Quote exactly, and only, the lines from the one containing "Extract the structured" through the end of the material below. Skip pictures.

(Dataset items)
··········

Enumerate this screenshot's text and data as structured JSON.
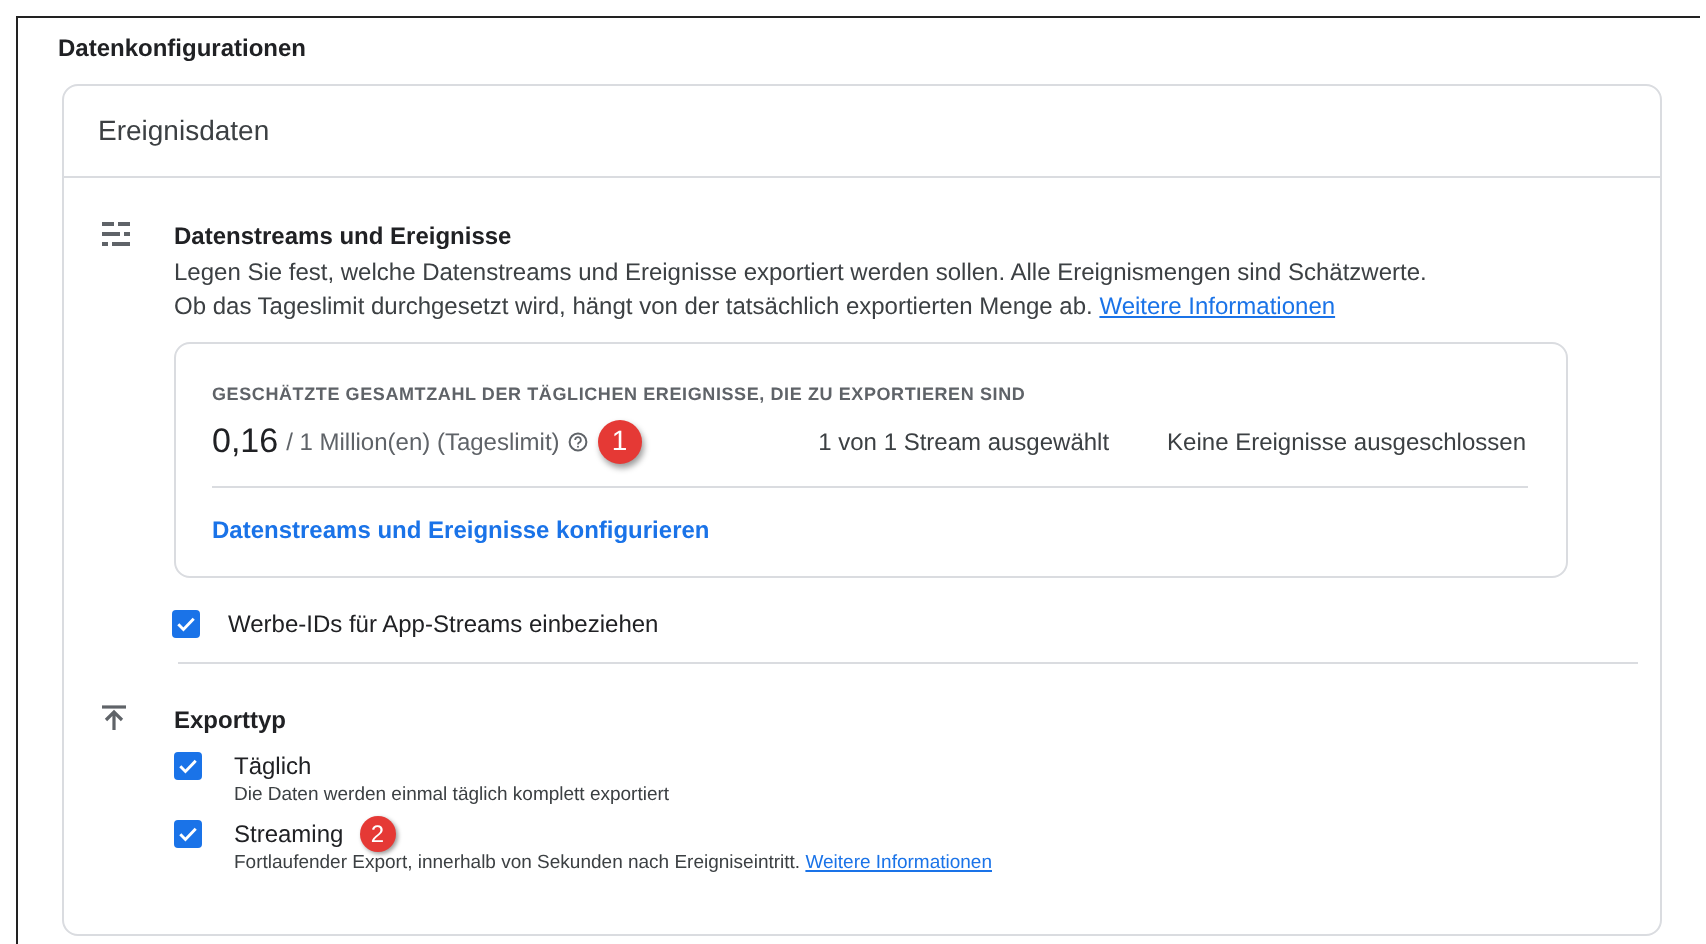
{
  "page_title": "Datenkonfigurationen",
  "card_title": "Ereignisdaten",
  "streams_section": {
    "title": "Datenstreams und Ereignisse",
    "description": "Legen Sie fest, welche Datenstreams und Ereignisse exportiert werden sollen. Alle Ereignismengen sind Schätzwerte. Ob das Tageslimit durchgesetzt wird, hängt von der tatsächlich exportierten Menge ab.",
    "link": "Weitere Informationen",
    "estimate": {
      "label": "GESCHÄTZTE GESAMTZAHL DER TÄGLICHEN EREIGNISSE, DIE ZU EXPORTIEREN SIND",
      "value": "0,16",
      "limit": "/ 1 Million(en) (Tageslimit)",
      "streams": "1 von 1 Stream ausgewählt",
      "exclusions": "Keine Ereignisse ausgeschlossen",
      "callout": "1",
      "action": "Datenstreams und Ereignisse konfigurieren"
    },
    "option": {
      "label": "Werbe-IDs für App-Streams einbeziehen",
      "checked": true
    }
  },
  "export_section": {
    "title": "Exporttyp",
    "options": [
      {
        "label": "Täglich",
        "description": "Die Daten werden einmal täglich komplett exportiert",
        "checked": true
      },
      {
        "label": "Streaming",
        "description": "Fortlaufender Export, innerhalb von Sekunden nach Ereigniseintritt.",
        "link": "Weitere Informationen",
        "checked": true,
        "callout": "2"
      }
    ]
  }
}
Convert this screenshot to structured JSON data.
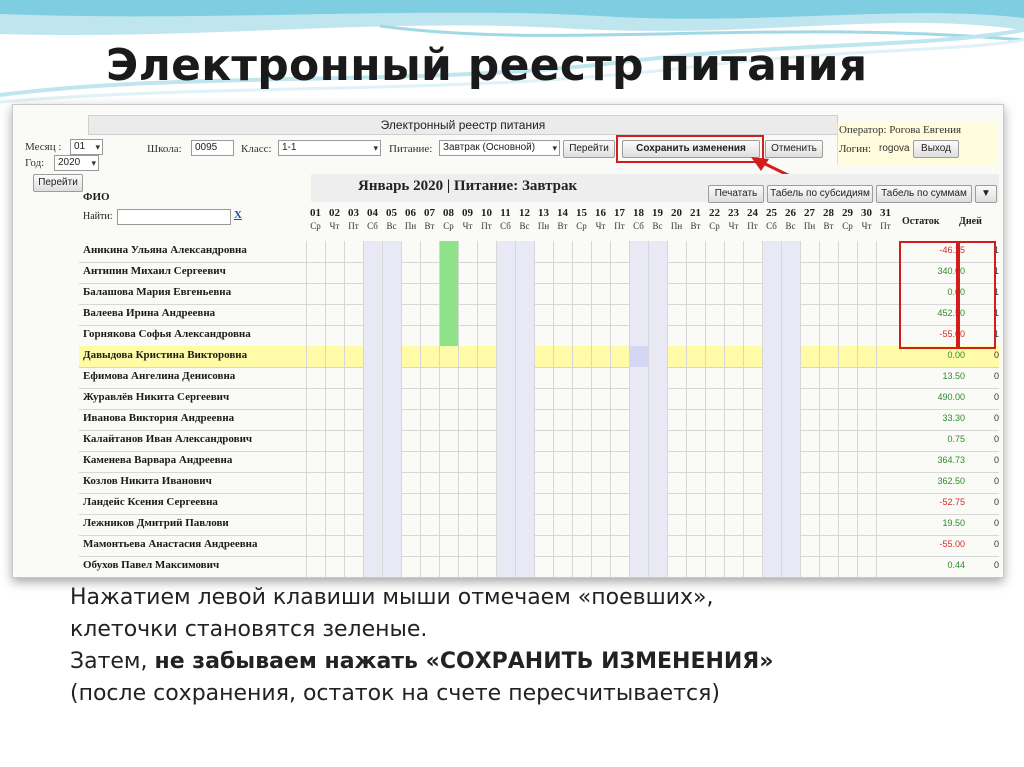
{
  "slide": {
    "title": "Электронный реестр питания",
    "caption": {
      "line1": "Нажатием левой клавиши мыши отмечаем «поевших»,",
      "line2": "клеточки становятся зеленые.",
      "line3_prefix": "Затем, ",
      "line3_bold": "не забываем нажать «СОХРАНИТЬ ИЗМЕНЕНИЯ»",
      "line4": "(после сохранения, остаток на счете пересчитывается)"
    }
  },
  "app": {
    "window_title": "Электронный реестр питания",
    "month_label": "Месяц :",
    "month_value": "01",
    "year_label": "Год:",
    "year_value": "2020",
    "go_left_label": "Перейти",
    "school_label": "Школа:",
    "school_value": "0095",
    "class_label": "Класс:",
    "class_value": "1-1",
    "meal_label": "Питание:",
    "meal_value": "Завтрак (Основной)",
    "go_label": "Перейти",
    "save_label": "Сохранить изменения",
    "cancel_label": "Отменить",
    "operator": "Оператор: Рогова Евгения",
    "login_label": "Логин:",
    "login_value": "rogova",
    "logout_label": "Выход",
    "grid_title": "Январь 2020 | Питание: Завтрак",
    "print_label": "Печатать",
    "tabel_subsidy_label": "Табель по субсидиям",
    "tabel_sum_label": "Табель по суммам",
    "more_label": "▼",
    "fio_header": "ФИО",
    "find_label": "Найти:",
    "clear_label": "X",
    "balance_header": "Остаток",
    "days_header": "Дней"
  },
  "colors": {
    "accent_red": "#d21d1d",
    "eaten_green": "#8ee28a",
    "weekend": "#e9e9f6",
    "highlight": "#fffba6",
    "positive": "#2e8b2e",
    "negative": "#d22b2b"
  },
  "days": [
    {
      "num": "01",
      "dow": "Ср"
    },
    {
      "num": "02",
      "dow": "Чт"
    },
    {
      "num": "03",
      "dow": "Пт"
    },
    {
      "num": "04",
      "dow": "Сб"
    },
    {
      "num": "05",
      "dow": "Вс"
    },
    {
      "num": "06",
      "dow": "Пн"
    },
    {
      "num": "07",
      "dow": "Вт"
    },
    {
      "num": "08",
      "dow": "Ср"
    },
    {
      "num": "09",
      "dow": "Чт"
    },
    {
      "num": "10",
      "dow": "Пт"
    },
    {
      "num": "11",
      "dow": "Сб"
    },
    {
      "num": "12",
      "dow": "Вс"
    },
    {
      "num": "13",
      "dow": "Пн"
    },
    {
      "num": "14",
      "dow": "Вт"
    },
    {
      "num": "15",
      "dow": "Ср"
    },
    {
      "num": "16",
      "dow": "Чт"
    },
    {
      "num": "17",
      "dow": "Пт"
    },
    {
      "num": "18",
      "dow": "Сб"
    },
    {
      "num": "19",
      "dow": "Вс"
    },
    {
      "num": "20",
      "dow": "Пн"
    },
    {
      "num": "21",
      "dow": "Вт"
    },
    {
      "num": "22",
      "dow": "Ср"
    },
    {
      "num": "23",
      "dow": "Чт"
    },
    {
      "num": "24",
      "dow": "Пт"
    },
    {
      "num": "25",
      "dow": "Сб"
    },
    {
      "num": "26",
      "dow": "Вс"
    },
    {
      "num": "27",
      "dow": "Пн"
    },
    {
      "num": "28",
      "dow": "Вт"
    },
    {
      "num": "29",
      "dow": "Ср"
    },
    {
      "num": "30",
      "dow": "Чт"
    },
    {
      "num": "31",
      "dow": "Пт"
    }
  ],
  "students": [
    {
      "name": "Аникина Ульяна Александровна",
      "balance": "-46.25",
      "days": "1",
      "eaten": true
    },
    {
      "name": "Антипин Михаил Сергеевич",
      "balance": "340.00",
      "days": "1",
      "eaten": true
    },
    {
      "name": "Балашова Мария Евгеньевна",
      "balance": "0.00",
      "days": "1",
      "eaten": true
    },
    {
      "name": "Валеева Ирина Андреевна",
      "balance": "452.50",
      "days": "1",
      "eaten": true
    },
    {
      "name": "Горнякова Софья Александровна",
      "balance": "-55.00",
      "days": "1",
      "eaten": true
    },
    {
      "name": "Давыдова Кристина Викторовна",
      "balance": "0.00",
      "days": "0",
      "eaten": false,
      "highlight": true
    },
    {
      "name": "Ефимова Ангелина Денисовна",
      "balance": "13.50",
      "days": "0",
      "eaten": false
    },
    {
      "name": "Журавлёв Никита Сергеевич",
      "balance": "490.00",
      "days": "0",
      "eaten": false
    },
    {
      "name": "Иванова Виктория Андреевна",
      "balance": "33.30",
      "days": "0",
      "eaten": false
    },
    {
      "name": "Калайтанов Иван Александрович",
      "balance": "0.75",
      "days": "0",
      "eaten": false
    },
    {
      "name": "Каменева Варвара Андреевна",
      "balance": "364.73",
      "days": "0",
      "eaten": false
    },
    {
      "name": "Козлов Никита Иванович",
      "balance": "362.50",
      "days": "0",
      "eaten": false
    },
    {
      "name": "Ландейс Ксения Сергеевна",
      "balance": "-52.75",
      "days": "0",
      "eaten": false
    },
    {
      "name": "Лежников Дмитрий Павлови",
      "balance": "19.50",
      "days": "0",
      "eaten": false
    },
    {
      "name": "Мамонтьева Анастасия Андреевна",
      "balance": "-55.00",
      "days": "0",
      "eaten": false
    },
    {
      "name": "Обухов Павел Максимович",
      "balance": "0.44",
      "days": "0",
      "eaten": false
    }
  ]
}
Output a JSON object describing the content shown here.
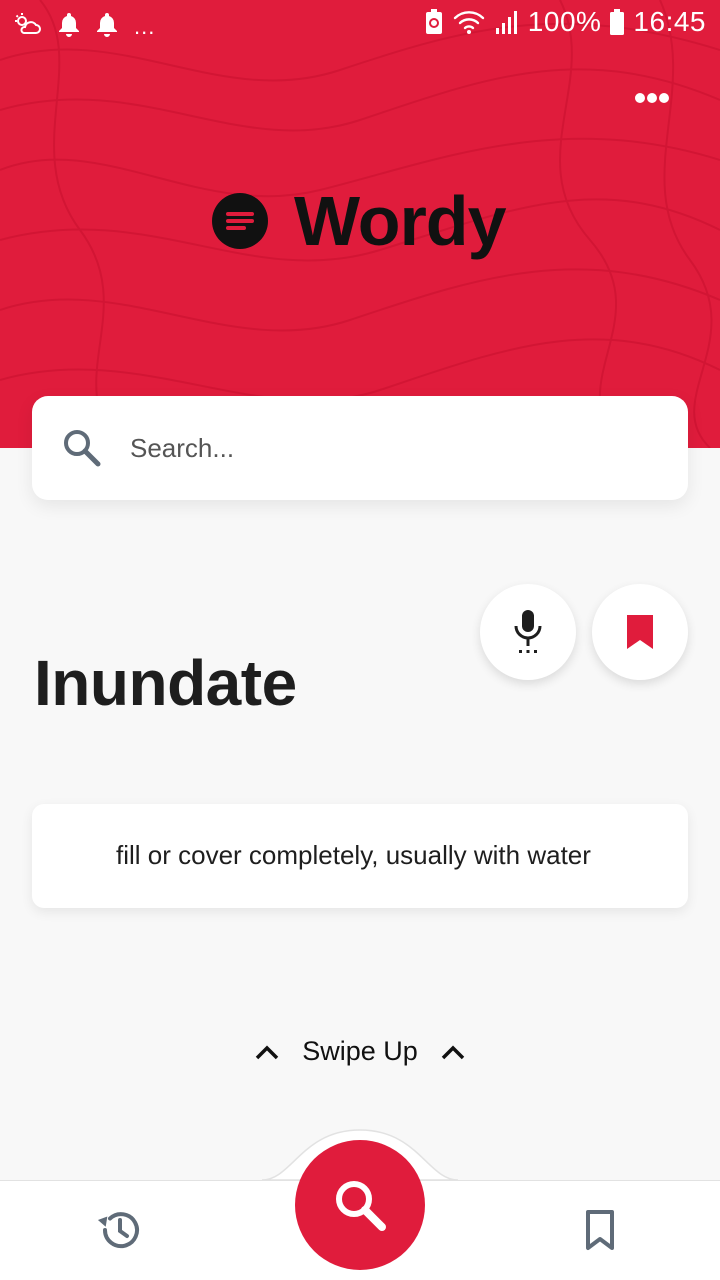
{
  "status_bar": {
    "overflow_dots": "...",
    "battery": "100%",
    "time": "16:45",
    "icons": [
      "weather-icon",
      "notification-bell-icon",
      "notification-bell-icon",
      "battery-saver-icon",
      "wifi-icon",
      "signal-icon",
      "battery-icon"
    ]
  },
  "header": {
    "app_name": "Wordy",
    "menu_icon": "more-horizontal-icon"
  },
  "search": {
    "placeholder": "Search...",
    "icon": "search-icon"
  },
  "actions": {
    "mic_icon": "microphone-icon",
    "bookmark_icon": "bookmark-icon"
  },
  "word": {
    "title": "Inundate",
    "definition": "fill or cover completely, usually with water"
  },
  "swipe": {
    "label": "Swipe Up"
  },
  "bottom_nav": {
    "items": [
      "history-icon",
      "search-icon",
      "bookmark-outline-icon"
    ]
  },
  "colors": {
    "brand": "#e01c3c",
    "background": "#f8f8f8",
    "card": "#ffffff",
    "icon_gray": "#5f6b78"
  }
}
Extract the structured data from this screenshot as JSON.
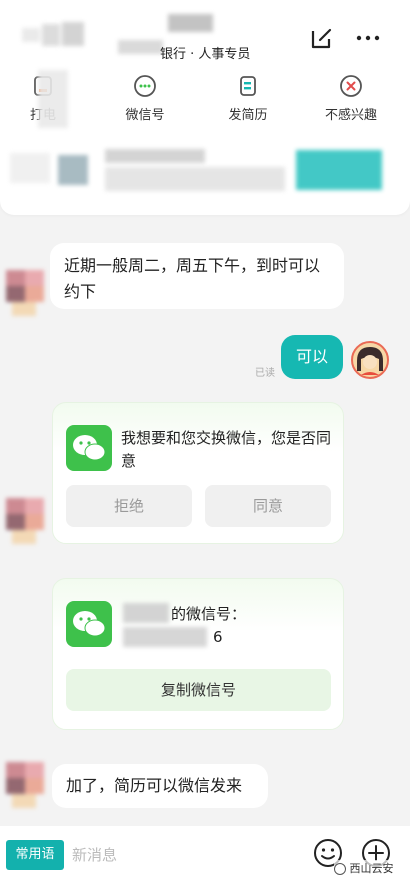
{
  "header": {
    "title_suffix": "银行 · 人事专员"
  },
  "actions": [
    {
      "label": "打电",
      "icon": "phone-icon"
    },
    {
      "label": "微信号",
      "icon": "wechat-icon"
    },
    {
      "label": "发简历",
      "icon": "resume-icon"
    },
    {
      "label": "不感兴趣",
      "icon": "not-interested-icon"
    }
  ],
  "messages": {
    "m1": "近期一般周二，周五下午，到时可以约下",
    "m2": "可以",
    "read_status": "已读",
    "m3_card_text": "我想要和您交换微信，您是否同意",
    "reject_label": "拒绝",
    "agree_label": "同意",
    "m4_card_text_a": "的微信号：",
    "m4_card_text_b": "6",
    "copy_wechat_label": "复制微信号",
    "m5": "加了，简历可以微信发来"
  },
  "input": {
    "common_phrases": "常用语",
    "placeholder": "新消息"
  },
  "watermark": "西山云安",
  "colors": {
    "accent": "#16b8b2",
    "wechat_green": "#3ec14b"
  }
}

··········

* _Written solution_
Extract the structured data from this screenshot as JSON.
{
  "header": {
    "title_suffix": "银行 · 人事专员"
  },
  "actions": [
    {
      "label": "打电",
      "icon": "phone-icon"
    },
    {
      "label": "微信号",
      "icon": "wechat-icon"
    },
    {
      "label": "发简历",
      "icon": "resume-icon"
    },
    {
      "label": "不感兴趣",
      "icon": "not-interested-icon"
    }
  ],
  "messages": {
    "m1": "近期一般周二，周五下午，到时可以约下",
    "m2": "可以",
    "read_status": "已读",
    "m3_card_text": "我想要和您交换微信，您是否同意",
    "reject_label": "拒绝",
    "agree_label": "同意",
    "m4_card_text_a": "的微信号：",
    "m4_card_text_b": "6",
    "copy_wechat_label": "复制微信号",
    "m5": "加了，简历可以微信发来"
  },
  "input": {
    "common_phrases": "常用语",
    "placeholder": "新消息"
  },
  "watermark": "西山云安",
  "colors": {
    "accent": "#16b8b2",
    "wechat_green": "#3ec14b"
  }
}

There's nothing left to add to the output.